--- begin DATA ENTRIES ---

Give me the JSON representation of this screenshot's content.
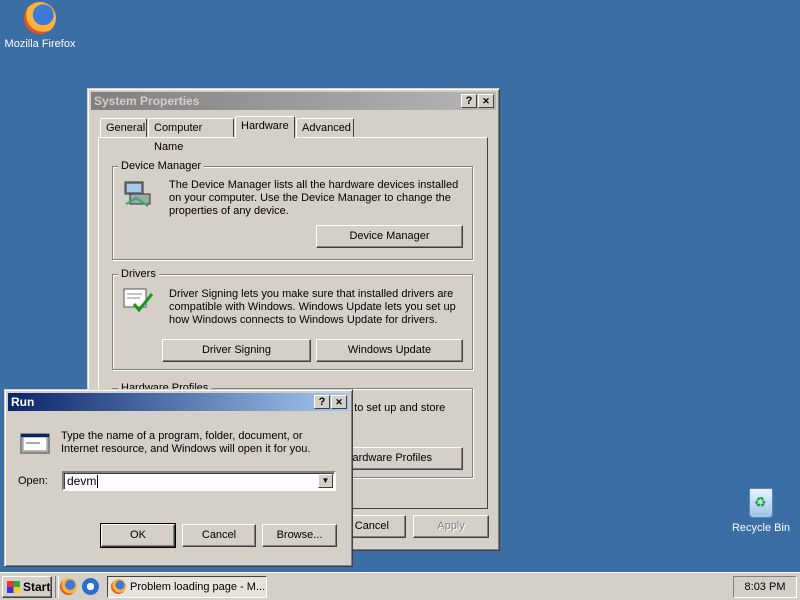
{
  "desktop": {
    "icons": [
      {
        "label": "Mozilla Firefox"
      },
      {
        "label": "Recycle Bin"
      }
    ]
  },
  "system_properties": {
    "title": "System Properties",
    "help_btn": "?",
    "close_btn": "✕",
    "tabs": [
      {
        "label": "General"
      },
      {
        "label": "Computer Name"
      },
      {
        "label": "Hardware",
        "selected": true
      },
      {
        "label": "Advanced"
      }
    ],
    "device_manager": {
      "group_label": "Device Manager",
      "description": "The Device Manager lists all the hardware devices installed on your computer. Use the Device Manager to change the properties of any device.",
      "button": "Device Manager"
    },
    "drivers": {
      "group_label": "Drivers",
      "description": "Driver Signing lets you make sure that installed drivers are compatible with Windows. Windows Update lets you set up how Windows connects to Windows Update for drivers.",
      "driver_signing_button": "Driver Signing",
      "windows_update_button": "Windows Update"
    },
    "hardware_profiles": {
      "group_label": "Hardware Profiles",
      "description_partial": "u to set up and store",
      "button_partial": "Hardware Profiles"
    },
    "buttons": {
      "cancel": "Cancel",
      "apply": "Apply"
    }
  },
  "run_dialog": {
    "title": "Run",
    "help_btn": "?",
    "close_btn": "✕",
    "description": "Type the name of a program, folder, document, or Internet resource, and Windows will open it for you.",
    "open_label": "Open:",
    "open_value": "devm",
    "dropdown_icon": "▼",
    "buttons": {
      "ok": "OK",
      "cancel": "Cancel",
      "browse": "Browse..."
    }
  },
  "taskbar": {
    "start_label": "Start",
    "task_button": "Problem loading page - M...",
    "clock": "8:03 PM"
  }
}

--- end DATA ENTRIES ---

Leaving aside the images, write out the entries above word for word.

* [RESPONSE BELOW]
Give me the JSON representation of this screenshot's content.
{
  "desktop": {
    "icons": [
      {
        "label": "Mozilla Firefox"
      },
      {
        "label": "Recycle Bin"
      }
    ]
  },
  "system_properties": {
    "title": "System Properties",
    "help_btn": "?",
    "close_btn": "✕",
    "tabs": [
      {
        "label": "General"
      },
      {
        "label": "Computer Name"
      },
      {
        "label": "Hardware",
        "selected": true
      },
      {
        "label": "Advanced"
      }
    ],
    "device_manager": {
      "group_label": "Device Manager",
      "description": "The Device Manager lists all the hardware devices installed on your computer. Use the Device Manager to change the properties of any device.",
      "button": "Device Manager"
    },
    "drivers": {
      "group_label": "Drivers",
      "description": "Driver Signing lets you make sure that installed drivers are compatible with Windows. Windows Update lets you set up how Windows connects to Windows Update for drivers.",
      "driver_signing_button": "Driver Signing",
      "windows_update_button": "Windows Update"
    },
    "hardware_profiles": {
      "group_label": "Hardware Profiles",
      "description_partial": "u to set up and store",
      "button_partial": "Hardware Profiles"
    },
    "buttons": {
      "cancel": "Cancel",
      "apply": "Apply"
    }
  },
  "run_dialog": {
    "title": "Run",
    "help_btn": "?",
    "close_btn": "✕",
    "description": "Type the name of a program, folder, document, or Internet resource, and Windows will open it for you.",
    "open_label": "Open:",
    "open_value": "devm",
    "dropdown_icon": "▼",
    "buttons": {
      "ok": "OK",
      "cancel": "Cancel",
      "browse": "Browse..."
    }
  },
  "taskbar": {
    "start_label": "Start",
    "task_button": "Problem loading page - M...",
    "clock": "8:03 PM"
  }
}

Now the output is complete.